* [What is expected]: Without the pictures, print each of the records below exactly as it appears.

* [Material for this exercise]:
┌──
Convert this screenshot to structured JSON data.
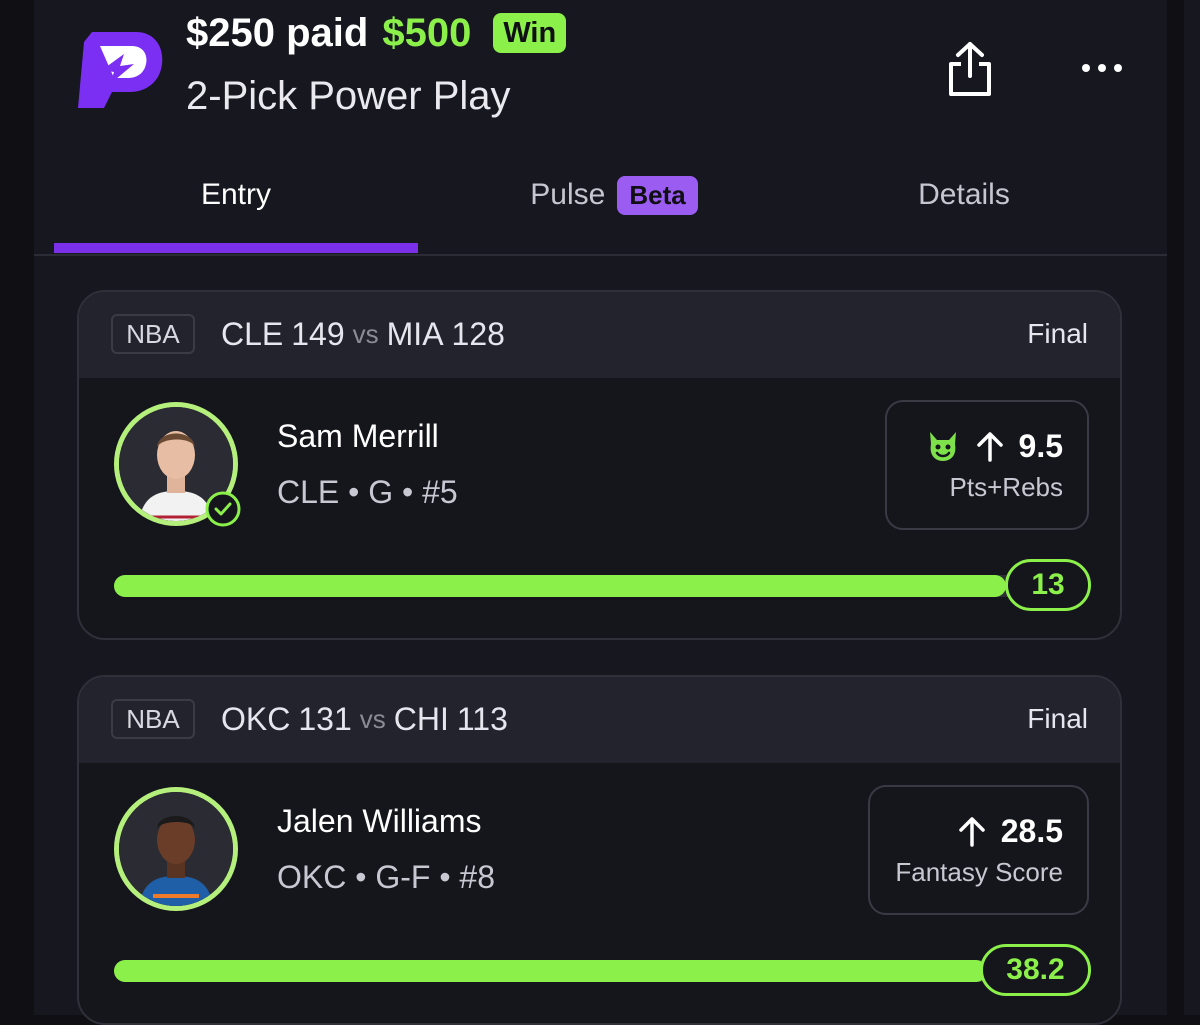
{
  "header": {
    "stake": "$250 paid",
    "payout": "$500",
    "result_badge": "Win",
    "entry_type": "2-Pick Power Play",
    "brand_icon": "prizepicks-logo",
    "share_icon": "share-icon",
    "more_icon": "more-options-icon"
  },
  "tabs": [
    {
      "label": "Entry",
      "active": true
    },
    {
      "label": "Pulse",
      "badge": "Beta",
      "active": false
    },
    {
      "label": "Details",
      "active": false
    }
  ],
  "picks": [
    {
      "league": "NBA",
      "home_team": "CLE",
      "home_score": "149",
      "vs": "vs",
      "away_team": "MIA",
      "away_score": "128",
      "status": "Final",
      "player_name": "Sam Merrill",
      "player_meta": "CLE • G • #5",
      "direction": "more",
      "line": "9.5",
      "stat": "Pts+Rebs",
      "result": "13",
      "progress_pct": 92,
      "has_demon_icon": true,
      "has_check": true
    },
    {
      "league": "NBA",
      "home_team": "OKC",
      "home_score": "131",
      "vs": "vs",
      "away_team": "CHI",
      "away_score": "113",
      "status": "Final",
      "player_name": "Jalen Williams",
      "player_meta": "OKC • G-F • #8",
      "direction": "more",
      "line": "28.5",
      "stat": "Fantasy Score",
      "result": "38.2",
      "progress_pct": 90,
      "has_demon_icon": false,
      "has_check": false
    }
  ],
  "colors": {
    "accent_green": "#8cf04a",
    "accent_purple": "#7a2fe8",
    "beta_purple": "#9b5cf2",
    "background": "#0f0f14"
  }
}
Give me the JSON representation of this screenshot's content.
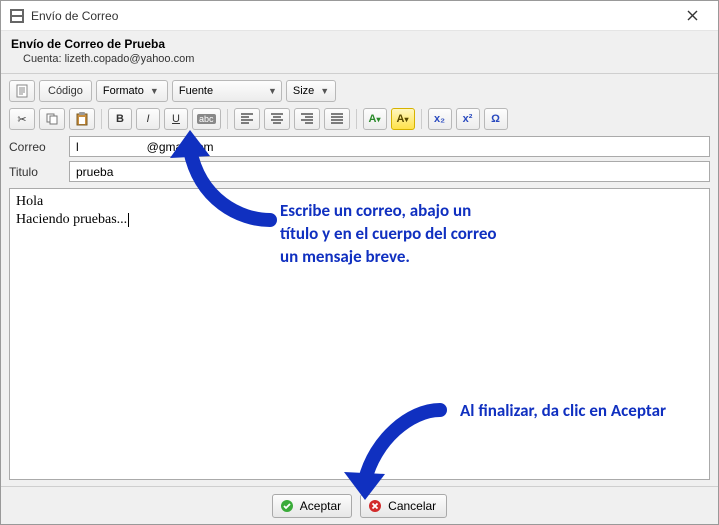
{
  "window": {
    "title": "Envío de Correo"
  },
  "subheader": {
    "title": "Envío de Correo de Prueba",
    "account_label": "Cuenta: lizeth.copado@yahoo.com"
  },
  "toolbar": {
    "source_button": "Código",
    "formato_label": "Formato",
    "fuente_label": "Fuente",
    "size_label": "Size",
    "buttons": {
      "bold": "B",
      "italic": "I",
      "underline": "U",
      "sub": "x₂",
      "sup": "x²",
      "omega": "Ω"
    }
  },
  "fields": {
    "correo_label": "Correo",
    "correo_value_visible_prefix": "l",
    "correo_value_visible_suffix": "@gmail.com",
    "titulo_label": "Titulo",
    "titulo_value": "prueba"
  },
  "body": {
    "line1": "Hola",
    "line2": "Haciendo pruebas..."
  },
  "footer": {
    "accept": "Aceptar",
    "cancel": "Cancelar"
  },
  "annotations": {
    "note1": "Escribe un correo, abajo un título  y en el cuerpo del correo un mensaje breve.",
    "note2": "Al finalizar, da clic en Aceptar"
  },
  "colors": {
    "annotation_blue": "#1030c0",
    "accept_green": "#3aab3a",
    "cancel_red": "#d22b2b"
  }
}
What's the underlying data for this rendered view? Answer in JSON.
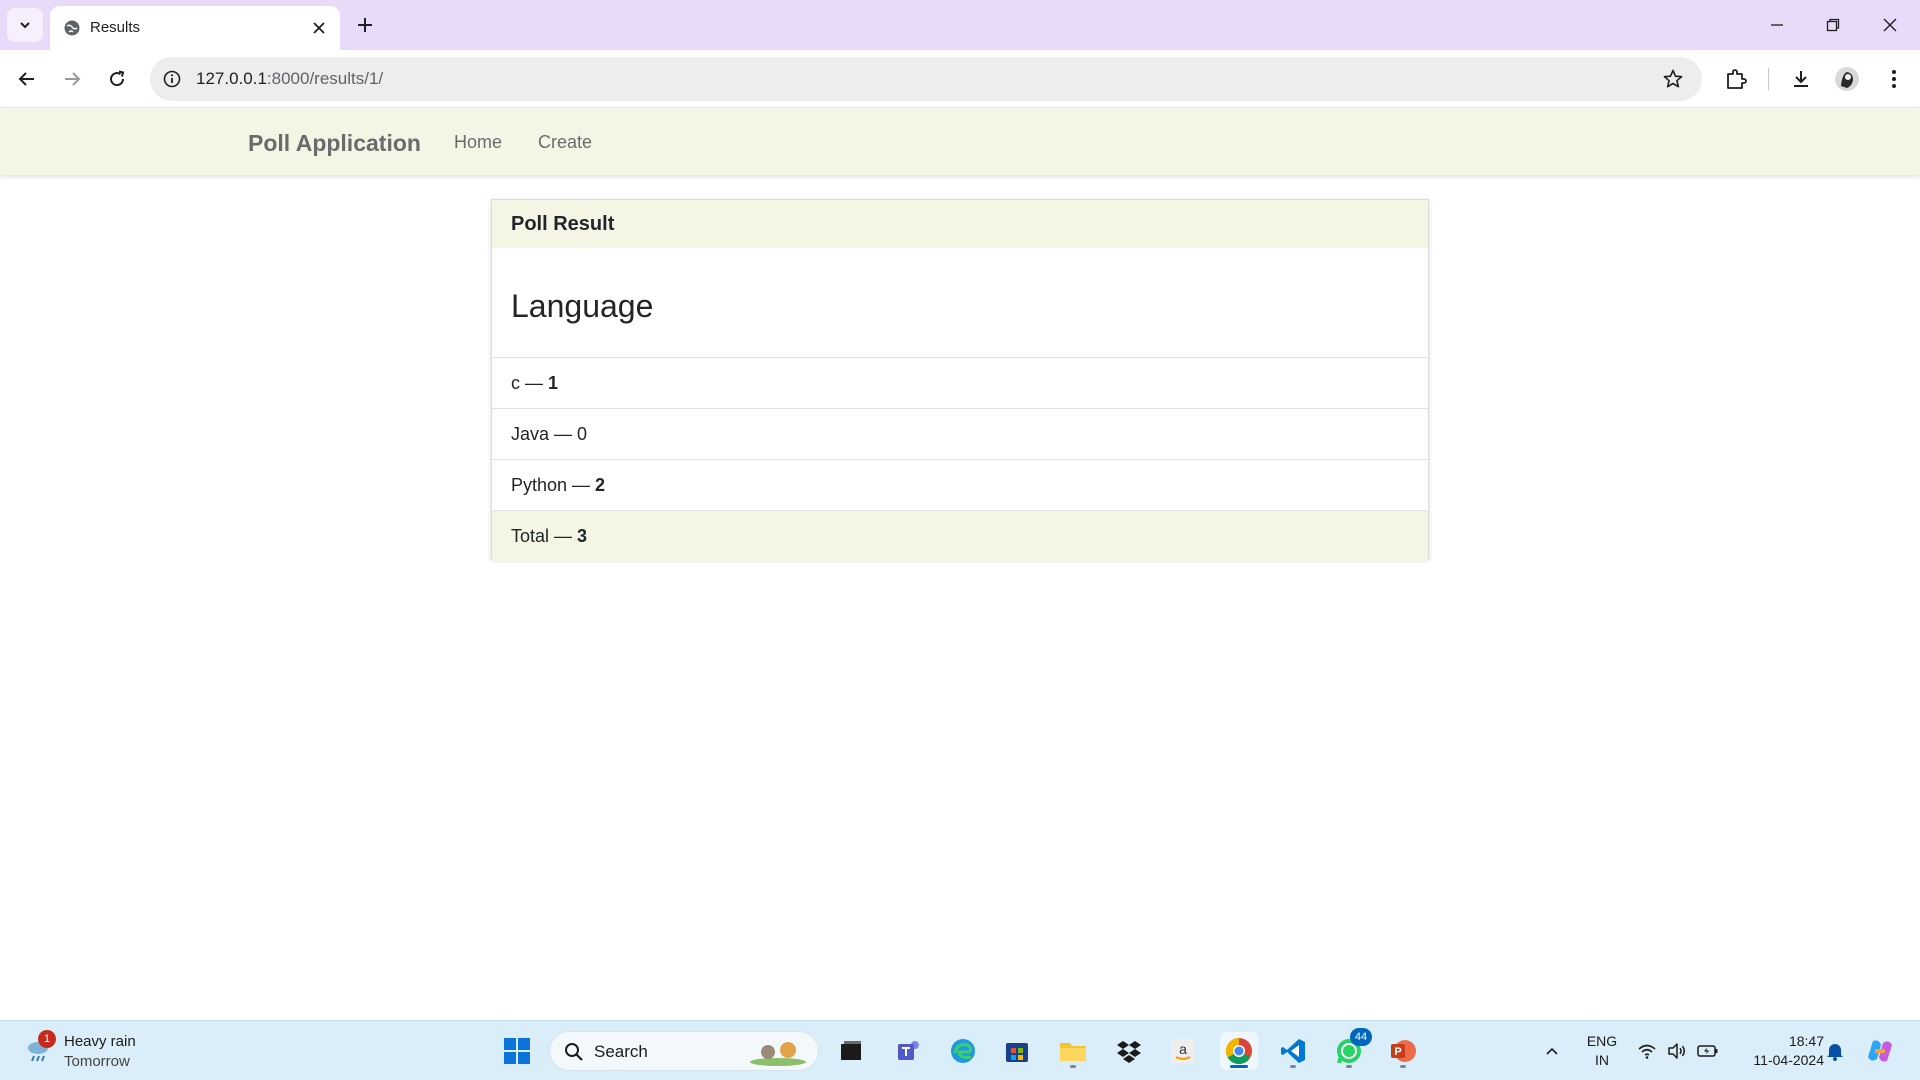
{
  "browser": {
    "tab": {
      "title": "Results"
    },
    "url": {
      "host": "127.0.0.1",
      "rest": ":8000/results/1/"
    }
  },
  "app": {
    "brand": "Poll Application",
    "nav": {
      "home": "Home",
      "create": "Create"
    }
  },
  "card": {
    "header": "Poll Result",
    "question": "Language",
    "results": [
      {
        "prefix": "c — ",
        "count": "1",
        "bold": true
      },
      {
        "prefix": "Java — 0",
        "count": "",
        "bold": false
      },
      {
        "prefix": "Python — ",
        "count": "2",
        "bold": true
      }
    ],
    "total": {
      "prefix": "Total — ",
      "count": "3"
    }
  },
  "taskbar": {
    "weather": {
      "badge": "1",
      "line1": "Heavy rain",
      "line2": "Tomorrow"
    },
    "search": {
      "placeholder": "Search"
    },
    "whatsapp_badge": "44",
    "language": {
      "line1": "ENG",
      "line2": "IN"
    },
    "clock": {
      "time": "18:47",
      "date": "11-04-2024"
    }
  }
}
└──
* [Solution]:
Convert this screenshot to structured JSON data.
{
  "header": {
    "stake": "$250 paid",
    "payout": "$500",
    "result_badge": "Win",
    "entry_type": "2-Pick Power Play",
    "brand_icon": "prizepicks-logo",
    "share_icon": "share-icon",
    "more_icon": "more-options-icon"
  },
  "tabs": [
    {
      "label": "Entry",
      "active": true
    },
    {
      "label": "Pulse",
      "badge": "Beta",
      "active": false
    },
    {
      "label": "Details",
      "active": false
    }
  ],
  "picks": [
    {
      "league": "NBA",
      "home_team": "CLE",
      "home_score": "149",
      "vs": "vs",
      "away_team": "MIA",
      "away_score": "128",
      "status": "Final",
      "player_name": "Sam Merrill",
      "player_meta": "CLE • G • #5",
      "direction": "more",
      "line": "9.5",
      "stat": "Pts+Rebs",
      "result": "13",
      "progress_pct": 92,
      "has_demon_icon": true,
      "has_check": true
    },
    {
      "league": "NBA",
      "home_team": "OKC",
      "home_score": "131",
      "vs": "vs",
      "away_team": "CHI",
      "away_score": "113",
      "status": "Final",
      "player_name": "Jalen Williams",
      "player_meta": "OKC • G-F • #8",
      "direction": "more",
      "line": "28.5",
      "stat": "Fantasy Score",
      "result": "38.2",
      "progress_pct": 90,
      "has_demon_icon": false,
      "has_check": false
    }
  ],
  "colors": {
    "accent_green": "#8cf04a",
    "accent_purple": "#7a2fe8",
    "beta_purple": "#9b5cf2",
    "background": "#0f0f14"
  }
}
Give me the JSON representation of this screenshot's content.
{
  "window": {
    "title": "Envío de Correo"
  },
  "subheader": {
    "title": "Envío de Correo de Prueba",
    "account_label": "Cuenta: lizeth.copado@yahoo.com"
  },
  "toolbar": {
    "source_button": "Código",
    "formato_label": "Formato",
    "fuente_label": "Fuente",
    "size_label": "Size",
    "buttons": {
      "bold": "B",
      "italic": "I",
      "underline": "U",
      "sub": "x₂",
      "sup": "x²",
      "omega": "Ω"
    }
  },
  "fields": {
    "correo_label": "Correo",
    "correo_value_visible_prefix": "l",
    "correo_value_visible_suffix": "@gmail.com",
    "titulo_label": "Titulo",
    "titulo_value": "prueba"
  },
  "body": {
    "line1": "Hola",
    "line2": "Haciendo pruebas..."
  },
  "footer": {
    "accept": "Aceptar",
    "cancel": "Cancelar"
  },
  "annotations": {
    "note1": "Escribe un correo, abajo un título  y en el cuerpo del correo un mensaje breve.",
    "note2": "Al finalizar, da clic en Aceptar"
  },
  "colors": {
    "annotation_blue": "#1030c0",
    "accept_green": "#3aab3a",
    "cancel_red": "#d22b2b"
  }
}
What's the underlying data for this rendered view? Answer in JSON.
{
  "browser": {
    "tab": {
      "title": "Results"
    },
    "url": {
      "host": "127.0.0.1",
      "rest": ":8000/results/1/"
    }
  },
  "app": {
    "brand": "Poll Application",
    "nav": {
      "home": "Home",
      "create": "Create"
    }
  },
  "card": {
    "header": "Poll Result",
    "question": "Language",
    "results": [
      {
        "prefix": "c — ",
        "count": "1",
        "bold": true
      },
      {
        "prefix": "Java — 0",
        "count": "",
        "bold": false
      },
      {
        "prefix": "Python — ",
        "count": "2",
        "bold": true
      }
    ],
    "total": {
      "prefix": "Total — ",
      "count": "3"
    }
  },
  "taskbar": {
    "weather": {
      "badge": "1",
      "line1": "Heavy rain",
      "line2": "Tomorrow"
    },
    "search": {
      "placeholder": "Search"
    },
    "whatsapp_badge": "44",
    "language": {
      "line1": "ENG",
      "line2": "IN"
    },
    "clock": {
      "time": "18:47",
      "date": "11-04-2024"
    }
  }
}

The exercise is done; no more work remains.